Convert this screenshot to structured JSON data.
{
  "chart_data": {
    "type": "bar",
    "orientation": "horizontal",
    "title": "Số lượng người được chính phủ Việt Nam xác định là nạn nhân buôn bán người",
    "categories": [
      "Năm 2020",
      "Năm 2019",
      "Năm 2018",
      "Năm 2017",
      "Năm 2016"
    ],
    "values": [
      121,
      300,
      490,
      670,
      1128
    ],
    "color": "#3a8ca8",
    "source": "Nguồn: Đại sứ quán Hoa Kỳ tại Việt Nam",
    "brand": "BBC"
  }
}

Written problem:
In full and verbatim, repeat the records given above.

Written response:
Convert this screenshot to structured JSON data.
{
  "chart_data": {
    "type": "bar",
    "orientation": "horizontal",
    "title": "Số lượng người được chính phủ Việt Nam xác định là nạn nhân buôn bán người",
    "categories": [
      "Năm 2020",
      "Năm 2019",
      "Năm 2018",
      "Năm 2017",
      "Năm 2016"
    ],
    "values": [
      121,
      300,
      490,
      670,
      1128
    ],
    "color": "#3a8ca8",
    "source": "Nguồn: Đại sứ quán Hoa Kỳ tại Việt Nam",
    "brand": "BBC"
  }
}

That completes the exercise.